───── DATA PROVIDED
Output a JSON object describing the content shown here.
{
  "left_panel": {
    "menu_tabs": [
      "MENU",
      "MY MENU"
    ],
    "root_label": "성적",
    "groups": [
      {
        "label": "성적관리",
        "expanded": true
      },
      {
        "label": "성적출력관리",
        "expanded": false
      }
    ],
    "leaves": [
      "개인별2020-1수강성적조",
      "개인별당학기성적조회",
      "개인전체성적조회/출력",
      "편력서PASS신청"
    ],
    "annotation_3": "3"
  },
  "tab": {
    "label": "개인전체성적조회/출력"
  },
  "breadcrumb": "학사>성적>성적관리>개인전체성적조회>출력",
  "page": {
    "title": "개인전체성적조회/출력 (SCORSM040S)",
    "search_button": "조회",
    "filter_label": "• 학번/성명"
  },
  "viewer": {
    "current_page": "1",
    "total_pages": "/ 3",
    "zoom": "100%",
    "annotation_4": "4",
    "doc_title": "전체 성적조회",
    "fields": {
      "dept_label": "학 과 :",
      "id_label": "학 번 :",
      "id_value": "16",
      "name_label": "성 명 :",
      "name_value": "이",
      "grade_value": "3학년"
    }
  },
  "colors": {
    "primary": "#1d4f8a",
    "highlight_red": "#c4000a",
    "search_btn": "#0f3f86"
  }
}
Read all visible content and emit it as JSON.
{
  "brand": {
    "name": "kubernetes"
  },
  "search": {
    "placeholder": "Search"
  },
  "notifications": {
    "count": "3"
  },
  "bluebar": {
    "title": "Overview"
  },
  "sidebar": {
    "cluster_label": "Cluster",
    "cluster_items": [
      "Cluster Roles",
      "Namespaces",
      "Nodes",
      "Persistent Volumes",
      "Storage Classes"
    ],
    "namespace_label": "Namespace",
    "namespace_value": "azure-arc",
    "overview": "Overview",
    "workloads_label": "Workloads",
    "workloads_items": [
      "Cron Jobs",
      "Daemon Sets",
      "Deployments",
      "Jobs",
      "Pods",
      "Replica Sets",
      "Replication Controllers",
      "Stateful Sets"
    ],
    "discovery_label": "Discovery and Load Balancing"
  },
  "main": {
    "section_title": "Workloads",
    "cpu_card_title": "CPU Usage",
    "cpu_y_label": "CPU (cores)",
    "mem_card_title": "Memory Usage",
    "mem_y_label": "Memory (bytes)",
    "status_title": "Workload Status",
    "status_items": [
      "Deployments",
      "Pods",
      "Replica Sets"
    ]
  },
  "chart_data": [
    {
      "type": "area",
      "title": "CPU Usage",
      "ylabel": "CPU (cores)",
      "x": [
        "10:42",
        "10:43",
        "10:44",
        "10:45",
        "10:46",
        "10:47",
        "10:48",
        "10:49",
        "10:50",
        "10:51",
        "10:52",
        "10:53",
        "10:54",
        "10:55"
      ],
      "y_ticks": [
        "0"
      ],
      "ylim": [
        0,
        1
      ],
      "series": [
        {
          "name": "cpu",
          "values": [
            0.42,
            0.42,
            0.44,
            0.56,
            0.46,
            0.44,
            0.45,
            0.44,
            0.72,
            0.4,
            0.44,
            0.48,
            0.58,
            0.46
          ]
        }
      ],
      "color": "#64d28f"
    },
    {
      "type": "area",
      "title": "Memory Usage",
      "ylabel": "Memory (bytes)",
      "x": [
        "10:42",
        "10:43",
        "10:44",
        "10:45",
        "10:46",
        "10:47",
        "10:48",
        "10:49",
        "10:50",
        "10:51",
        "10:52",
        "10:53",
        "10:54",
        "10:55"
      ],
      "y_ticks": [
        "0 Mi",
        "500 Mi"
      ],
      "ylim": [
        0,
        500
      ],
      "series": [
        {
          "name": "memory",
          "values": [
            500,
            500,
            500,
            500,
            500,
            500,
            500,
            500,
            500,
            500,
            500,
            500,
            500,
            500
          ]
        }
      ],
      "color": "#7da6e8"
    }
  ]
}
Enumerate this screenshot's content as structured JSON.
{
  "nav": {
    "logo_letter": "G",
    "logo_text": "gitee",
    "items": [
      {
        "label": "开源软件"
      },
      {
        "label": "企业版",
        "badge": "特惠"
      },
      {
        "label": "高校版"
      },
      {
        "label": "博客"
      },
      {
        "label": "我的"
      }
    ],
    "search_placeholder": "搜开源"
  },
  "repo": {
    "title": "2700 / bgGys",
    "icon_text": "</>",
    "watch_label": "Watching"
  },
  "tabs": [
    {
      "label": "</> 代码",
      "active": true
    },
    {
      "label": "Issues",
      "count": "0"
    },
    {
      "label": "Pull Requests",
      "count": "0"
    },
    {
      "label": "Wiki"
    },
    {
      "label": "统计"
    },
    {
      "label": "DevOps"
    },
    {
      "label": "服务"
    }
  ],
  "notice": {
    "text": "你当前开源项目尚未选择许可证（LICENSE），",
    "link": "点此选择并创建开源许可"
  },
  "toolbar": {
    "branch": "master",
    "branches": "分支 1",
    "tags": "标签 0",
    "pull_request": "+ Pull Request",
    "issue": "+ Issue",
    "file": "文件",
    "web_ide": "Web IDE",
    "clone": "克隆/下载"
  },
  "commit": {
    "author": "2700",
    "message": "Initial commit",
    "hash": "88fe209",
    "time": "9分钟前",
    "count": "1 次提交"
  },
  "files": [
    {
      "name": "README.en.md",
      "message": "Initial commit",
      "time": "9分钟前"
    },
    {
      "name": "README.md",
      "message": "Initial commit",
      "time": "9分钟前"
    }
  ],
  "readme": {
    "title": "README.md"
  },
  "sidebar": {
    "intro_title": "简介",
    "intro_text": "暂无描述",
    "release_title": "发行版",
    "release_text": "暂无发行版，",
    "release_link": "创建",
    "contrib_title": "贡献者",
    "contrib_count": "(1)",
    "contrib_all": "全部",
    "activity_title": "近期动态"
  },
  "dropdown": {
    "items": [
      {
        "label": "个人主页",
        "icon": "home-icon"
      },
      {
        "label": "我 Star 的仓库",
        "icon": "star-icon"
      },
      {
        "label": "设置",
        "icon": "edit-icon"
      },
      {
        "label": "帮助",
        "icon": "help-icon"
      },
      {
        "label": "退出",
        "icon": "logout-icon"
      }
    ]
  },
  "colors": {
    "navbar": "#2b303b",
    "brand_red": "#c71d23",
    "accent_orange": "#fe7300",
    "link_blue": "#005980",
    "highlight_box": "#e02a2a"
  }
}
──────────
TO DO — Return the material exactly as it stands.

THE RESPONSE —
Output a JSON object describing the content shown here.
{
  "left_panel": {
    "menu_tabs": [
      "MENU",
      "MY MENU"
    ],
    "root_label": "성적",
    "groups": [
      {
        "label": "성적관리",
        "expanded": true
      },
      {
        "label": "성적출력관리",
        "expanded": false
      }
    ],
    "leaves": [
      "개인별2020-1수강성적조",
      "개인별당학기성적조회",
      "개인전체성적조회/출력",
      "편력서PASS신청"
    ],
    "annotation_3": "3"
  },
  "tab": {
    "label": "개인전체성적조회/출력"
  },
  "breadcrumb": "학사>성적>성적관리>개인전체성적조회>출력",
  "page": {
    "title": "개인전체성적조회/출력 (SCORSM040S)",
    "search_button": "조회",
    "filter_label": "• 학번/성명"
  },
  "viewer": {
    "current_page": "1",
    "total_pages": "/ 3",
    "zoom": "100%",
    "annotation_4": "4",
    "doc_title": "전체 성적조회",
    "fields": {
      "dept_label": "학 과 :",
      "id_label": "학 번 :",
      "id_value": "16",
      "name_label": "성 명 :",
      "name_value": "이",
      "grade_value": "3학년"
    }
  },
  "colors": {
    "primary": "#1d4f8a",
    "highlight_red": "#c4000a",
    "search_btn": "#0f3f86"
  }
}
Read all visible content and emit it as JSON.
{
  "brand": {
    "name": "kubernetes"
  },
  "search": {
    "placeholder": "Search"
  },
  "notifications": {
    "count": "3"
  },
  "bluebar": {
    "title": "Overview"
  },
  "sidebar": {
    "cluster_label": "Cluster",
    "cluster_items": [
      "Cluster Roles",
      "Namespaces",
      "Nodes",
      "Persistent Volumes",
      "Storage Classes"
    ],
    "namespace_label": "Namespace",
    "namespace_value": "azure-arc",
    "overview": "Overview",
    "workloads_label": "Workloads",
    "workloads_items": [
      "Cron Jobs",
      "Daemon Sets",
      "Deployments",
      "Jobs",
      "Pods",
      "Replica Sets",
      "Replication Controllers",
      "Stateful Sets"
    ],
    "discovery_label": "Discovery and Load Balancing"
  },
  "main": {
    "section_title": "Workloads",
    "cpu_card_title": "CPU Usage",
    "cpu_y_label": "CPU (cores)",
    "mem_card_title": "Memory Usage",
    "mem_y_label": "Memory (bytes)",
    "status_title": "Workload Status",
    "status_items": [
      "Deployments",
      "Pods",
      "Replica Sets"
    ]
  },
  "chart_data": [
    {
      "type": "area",
      "title": "CPU Usage",
      "ylabel": "CPU (cores)",
      "x": [
        "10:42",
        "10:43",
        "10:44",
        "10:45",
        "10:46",
        "10:47",
        "10:48",
        "10:49",
        "10:50",
        "10:51",
        "10:52",
        "10:53",
        "10:54",
        "10:55"
      ],
      "y_ticks": [
        "0"
      ],
      "ylim": [
        0,
        1
      ],
      "series": [
        {
          "name": "cpu",
          "values": [
            0.42,
            0.42,
            0.44,
            0.56,
            0.46,
            0.44,
            0.45,
            0.44,
            0.72,
            0.4,
            0.44,
            0.48,
            0.58,
            0.46
          ]
        }
      ],
      "color": "#64d28f"
    },
    {
      "type": "area",
      "title": "Memory Usage",
      "ylabel": "Memory (bytes)",
      "x": [
        "10:42",
        "10:43",
        "10:44",
        "10:45",
        "10:46",
        "10:47",
        "10:48",
        "10:49",
        "10:50",
        "10:51",
        "10:52",
        "10:53",
        "10:54",
        "10:55"
      ],
      "y_ticks": [
        "0 Mi",
        "500 Mi"
      ],
      "ylim": [
        0,
        500
      ],
      "series": [
        {
          "name": "memory",
          "values": [
            500,
            500,
            500,
            500,
            500,
            500,
            500,
            500,
            500,
            500,
            500,
            500,
            500,
            500
          ]
        }
      ],
      "color": "#7da6e8"
    }
  ]
}
Enumerate this screenshot's content as structured JSON.
{
  "nav": {
    "logo_letter": "G",
    "logo_text": "gitee",
    "items": [
      {
        "label": "开源软件"
      },
      {
        "label": "企业版",
        "badge": "特惠"
      },
      {
        "label": "高校版"
      },
      {
        "label": "博客"
      },
      {
        "label": "我的"
      }
    ],
    "search_placeholder": "搜开源"
  },
  "repo": {
    "title": "2700 / bgGys",
    "icon_text": "</>",
    "watch_label": "Watching"
  },
  "tabs": [
    {
      "label": "</> 代码",
      "active": true
    },
    {
      "label": "Issues",
      "count": "0"
    },
    {
      "label": "Pull Requests",
      "count": "0"
    },
    {
      "label": "Wiki"
    },
    {
      "label": "统计"
    },
    {
      "label": "DevOps"
    },
    {
      "label": "服务"
    }
  ],
  "notice": {
    "text": "你当前开源项目尚未选择许可证（LICENSE），",
    "link": "点此选择并创建开源许可"
  },
  "toolbar": {
    "branch": "master",
    "branches": "分支 1",
    "tags": "标签 0",
    "pull_request": "+ Pull Request",
    "issue": "+ Issue",
    "file": "文件",
    "web_ide": "Web IDE",
    "clone": "克隆/下载"
  },
  "commit": {
    "author": "2700",
    "message": "Initial commit",
    "hash": "88fe209",
    "time": "9分钟前",
    "count": "1 次提交"
  },
  "files": [
    {
      "name": "README.en.md",
      "message": "Initial commit",
      "time": "9分钟前"
    },
    {
      "name": "README.md",
      "message": "Initial commit",
      "time": "9分钟前"
    }
  ],
  "readme": {
    "title": "README.md"
  },
  "sidebar": {
    "intro_title": "简介",
    "intro_text": "暂无描述",
    "release_title": "发行版",
    "release_text": "暂无发行版，",
    "release_link": "创建",
    "contrib_title": "贡献者",
    "contrib_count": "(1)",
    "contrib_all": "全部",
    "activity_title": "近期动态"
  },
  "dropdown": {
    "items": [
      {
        "label": "个人主页",
        "icon": "home-icon"
      },
      {
        "label": "我 Star 的仓库",
        "icon": "star-icon"
      },
      {
        "label": "设置",
        "icon": "edit-icon"
      },
      {
        "label": "帮助",
        "icon": "help-icon"
      },
      {
        "label": "退出",
        "icon": "logout-icon"
      }
    ]
  },
  "colors": {
    "navbar": "#2b303b",
    "brand_red": "#c71d23",
    "accent_orange": "#fe7300",
    "link_blue": "#005980",
    "highlight_box": "#e02a2a"
  }
}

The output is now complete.